## Prompt
Look through the data below. Collect every line where the word "Escenas" occurs.

## Exercise input

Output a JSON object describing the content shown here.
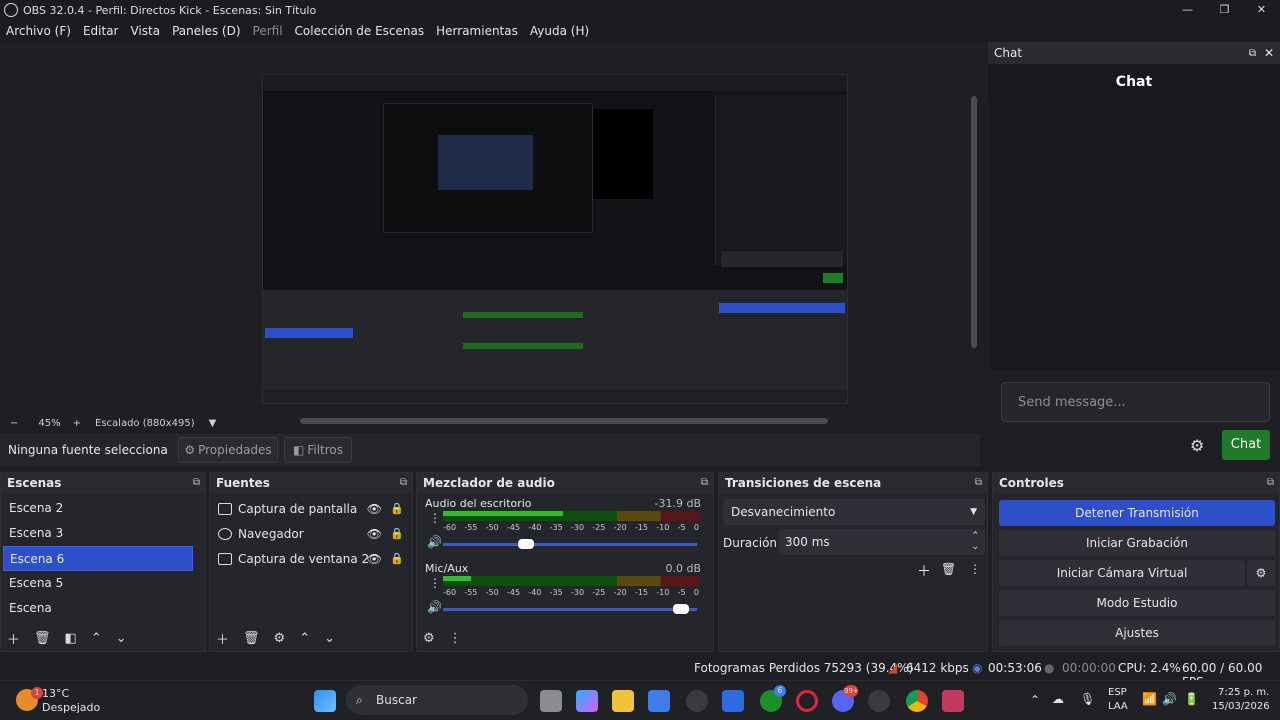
{
  "window": {
    "title": "OBS 32.0.4 - Perfil: Directos Kick - Escenas: Sin Título",
    "min": "—",
    "max": "❐",
    "close": "✕"
  },
  "menu": [
    "Archivo (F)",
    "Editar",
    "Vista",
    "Paneles (D)",
    "Perfil",
    "Colección de Escenas",
    "Herramientas",
    "Ayuda (H)"
  ],
  "preview": {
    "zoom_minus": "−",
    "zoom": "45%",
    "zoom_plus": "+",
    "scale": "Escalado (880x495)"
  },
  "sourcebar": {
    "none": "Ninguna fuente selecciona",
    "properties": "Propiedades",
    "filters": "Filtros"
  },
  "chat": {
    "dock_title": "Chat",
    "title": "Chat",
    "placeholder": "Send message...",
    "send": "Chat"
  },
  "scenes": {
    "title": "Escenas",
    "items": [
      "Escena 2",
      "Escena 3",
      "Escena 6",
      "Escena 5",
      "Escena"
    ],
    "selected": 2
  },
  "sources": {
    "title": "Fuentes",
    "items": [
      "Captura de pantalla",
      "Navegador",
      "Captura de ventana 2"
    ]
  },
  "mixer": {
    "title": "Mezclador de audio",
    "channels": [
      {
        "name": "Audio del escritorio",
        "db": "-31.9 dB",
        "level": 0.47,
        "volume": 0.36
      },
      {
        "name": "Mic/Aux",
        "db": "0.0 dB",
        "level": 0.11,
        "volume": 0.97
      }
    ],
    "ticks": [
      "-60",
      "-55",
      "-50",
      "-45",
      "-40",
      "-35",
      "-30",
      "-25",
      "-20",
      "-15",
      "-10",
      "-5",
      "0"
    ]
  },
  "transitions": {
    "title": "Transiciones de escena",
    "selected": "Desvanecimiento",
    "duration_label": "Duración",
    "duration": "300 ms"
  },
  "controls": {
    "title": "Controles",
    "buttons": [
      "Detener Transmisión",
      "Iniciar Grabación",
      "Iniciar Cámara Virtual",
      "Modo Estudio",
      "Ajustes"
    ]
  },
  "status": {
    "frames": "Fotogramas Perdidos 75293 (39.4%)",
    "kbps": "6412 kbps",
    "live": "00:53:06",
    "rec": "00:00:00",
    "cpu": "CPU: 2.4%",
    "fps": "60.00 / 60.00 FPS"
  },
  "taskbar": {
    "temp": "13°C",
    "weather": "Despejado",
    "search": "Buscar",
    "lang1": "ESP",
    "lang2": "LAA",
    "time": "7:25 p. m.",
    "date": "15/03/2026",
    "badge1": "1",
    "badge2": "6",
    "badge3": "99+"
  },
  "colors": {
    "accent": "#2d4fc9",
    "send": "#1e7b2a"
  }
}
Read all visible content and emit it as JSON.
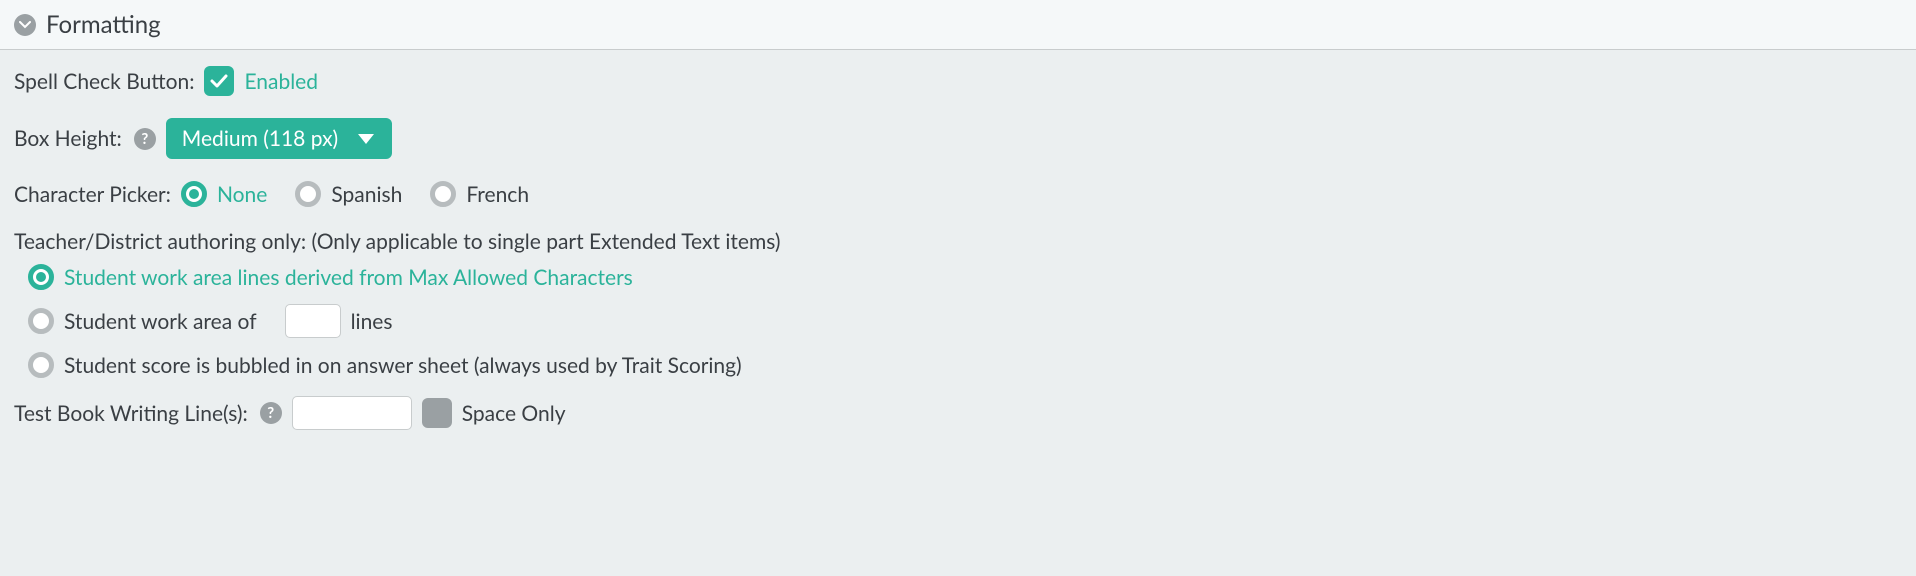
{
  "section": {
    "title": "Formatting"
  },
  "spell_check": {
    "label": "Spell Check Button:",
    "status_label": "Enabled",
    "checked": true
  },
  "box_height": {
    "label": "Box Height:",
    "selected": "Medium (118 px)"
  },
  "character_picker": {
    "label": "Character Picker:",
    "options": [
      {
        "label": "None",
        "selected": true
      },
      {
        "label": "Spanish",
        "selected": false
      },
      {
        "label": "French",
        "selected": false
      }
    ]
  },
  "authoring": {
    "note": "Teacher/District authoring only: (Only applicable to single part Extended Text items)",
    "options": {
      "derived": {
        "label": "Student work area lines derived from Max Allowed Characters",
        "selected": true
      },
      "fixed_lines": {
        "prefix": "Student work area of",
        "suffix": "lines",
        "value": "",
        "selected": false
      },
      "bubbled": {
        "label": "Student score is bubbled in on answer sheet (always used by Trait Scoring)",
        "selected": false
      }
    }
  },
  "test_book": {
    "label": "Test Book Writing Line(s):",
    "value": "",
    "space_only_label": "Space Only",
    "space_only_checked": false
  }
}
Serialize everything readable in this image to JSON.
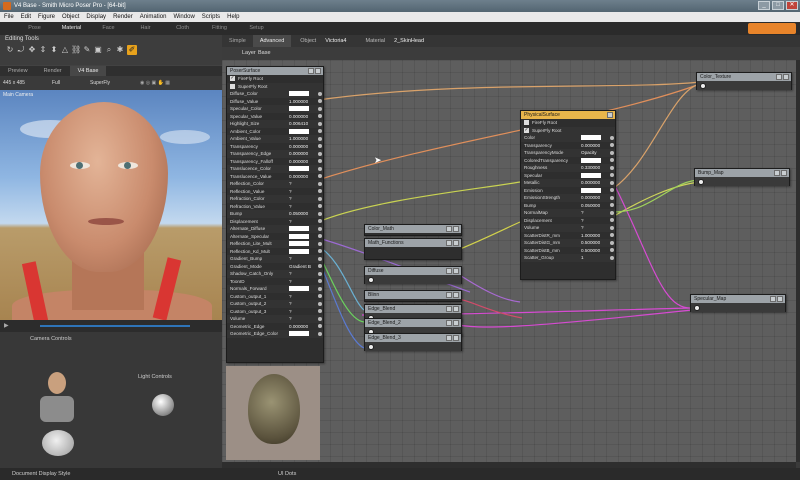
{
  "window": {
    "title": "V4 Base - Smith Micro Poser Pro - [64-bit]",
    "buttons": [
      "_",
      "□",
      "✕"
    ]
  },
  "menu": [
    "File",
    "Edit",
    "Figure",
    "Object",
    "Display",
    "Render",
    "Animation",
    "Window",
    "Scripts",
    "Help"
  ],
  "rooms": [
    "Pose",
    "Material",
    "Face",
    "Hair",
    "Cloth",
    "Fitting",
    "Setup"
  ],
  "active_room": "Material",
  "editing_tools": {
    "label": "Editing Tools",
    "icons": [
      "rotate-icon",
      "twist-icon",
      "translate-icon",
      "scale-icon",
      "taper-icon",
      "chain-break-icon",
      "color-icon",
      "grouping-icon",
      "view-magnifier-icon",
      "morph-brush-icon",
      "direct-manipulation-icon",
      "eyedropper-icon"
    ]
  },
  "view_tabs": [
    "Preview",
    "Render",
    "V4 Base"
  ],
  "viewport_bar": {
    "size": "445 x 485",
    "shading": "Full",
    "renderer": "SuperFly"
  },
  "viewport_label": "Main Camera",
  "camera_controls": "Camera Controls",
  "light_controls": "Light Controls",
  "status": {
    "left": "Document Display Style",
    "center": "UI Dots"
  },
  "mat_tabs": [
    "Simple",
    "Advanced"
  ],
  "mat_selectors": {
    "object_label": "Object",
    "object": "Victoria4",
    "material_label": "Material",
    "material": "2_SkinHead"
  },
  "layer": {
    "label": "Layer",
    "value": "Base"
  },
  "poser_surface": {
    "title": "PoserSurface",
    "flags": [
      "FireFly Root",
      "SuperFly Root"
    ],
    "rows": [
      {
        "name": "Diffuse_Color",
        "val": ""
      },
      {
        "name": "Diffuse_Value",
        "val": "1.000000"
      },
      {
        "name": "Specular_Color",
        "val": ""
      },
      {
        "name": "Specular_Value",
        "val": "0.000000"
      },
      {
        "name": "Highlight_Size",
        "val": "0.006410"
      },
      {
        "name": "Ambient_Color",
        "val": ""
      },
      {
        "name": "Ambient_Value",
        "val": "1.000000"
      },
      {
        "name": "Transparency",
        "val": "0.000000"
      },
      {
        "name": "Transparency_Edge",
        "val": "0.000000"
      },
      {
        "name": "Transparency_Falloff",
        "val": "0.000000"
      },
      {
        "name": "Translucence_Color",
        "val": ""
      },
      {
        "name": "Translucence_Value",
        "val": "0.000000"
      },
      {
        "name": "Reflection_Color",
        "val": "?"
      },
      {
        "name": "Reflection_Value",
        "val": "?"
      },
      {
        "name": "Refraction_Color",
        "val": "?"
      },
      {
        "name": "Refraction_Value",
        "val": "?"
      },
      {
        "name": "Bump",
        "val": "0.050000"
      },
      {
        "name": "Displacement",
        "val": "?"
      },
      {
        "name": "Alternate_Diffuse",
        "val": ""
      },
      {
        "name": "Alternate_Specular",
        "val": ""
      },
      {
        "name": "Reflection_Lite_Mult",
        "val": ""
      },
      {
        "name": "Reflection_Kd_Mult",
        "val": ""
      },
      {
        "name": "Gradient_Bump",
        "val": "?"
      },
      {
        "name": "Gradient_Mode",
        "val": "Gradient B"
      },
      {
        "name": "Shadow_Catch_Only",
        "val": "?"
      },
      {
        "name": "ToonID",
        "val": "?"
      },
      {
        "name": "Normals_Forward",
        "val": ""
      },
      {
        "name": "Custom_output_1",
        "val": "?"
      },
      {
        "name": "Custom_output_2",
        "val": "?"
      },
      {
        "name": "Custom_output_3",
        "val": "?"
      },
      {
        "name": "Volume",
        "val": "?"
      },
      {
        "name": "Geometric_Edge",
        "val": "0.000000"
      },
      {
        "name": "Geometric_Edge_Color",
        "val": ""
      }
    ]
  },
  "physical_surface": {
    "title": "PhysicalSurface",
    "flags": [
      "FireFly Root",
      "SuperFly Root"
    ],
    "rows": [
      {
        "name": "Color",
        "val": ""
      },
      {
        "name": "Transparency",
        "val": "0.000000"
      },
      {
        "name": "TransparencyMode",
        "val": "Opacity"
      },
      {
        "name": "ColoredTransparency",
        "val": ""
      },
      {
        "name": "Roughness",
        "val": "0.330000"
      },
      {
        "name": "Specular",
        "val": ""
      },
      {
        "name": "Metallic",
        "val": "0.000000"
      },
      {
        "name": "Emission",
        "val": ""
      },
      {
        "name": "EmissionStrength",
        "val": "0.000000"
      },
      {
        "name": "Bump",
        "val": "0.050000"
      },
      {
        "name": "NormalMap",
        "val": "?"
      },
      {
        "name": "Displacement",
        "val": "?"
      },
      {
        "name": "Volume",
        "val": "?"
      },
      {
        "name": "ScatterDistR_mm",
        "val": "1.000000"
      },
      {
        "name": "ScatterDistG_mm",
        "val": "0.500000"
      },
      {
        "name": "ScatterDistB_mm",
        "val": "0.500000"
      },
      {
        "name": "Scatter_Group",
        "val": "1"
      }
    ]
  },
  "small_nodes": [
    "Color_Math",
    "Math_Functions",
    "Diffuse",
    "Blinn",
    "Edge_Blend",
    "Edge_Blend_2",
    "Edge_Blend_3"
  ],
  "texture_nodes": [
    "Color_Texture",
    "Bump_Map",
    "Specular_Map"
  ],
  "colors": {
    "accent": "#e8842a",
    "selected_node": "#e9b64b",
    "node_header": "#9da3a8",
    "graph_bg": "#5e5e5e"
  }
}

## Worked answer
    "title": "OBS 32.0.4 - Perfil: Directos Kick - Escenas: Sin Título",
    "Colección de Escenas",
    "title": "Escenas",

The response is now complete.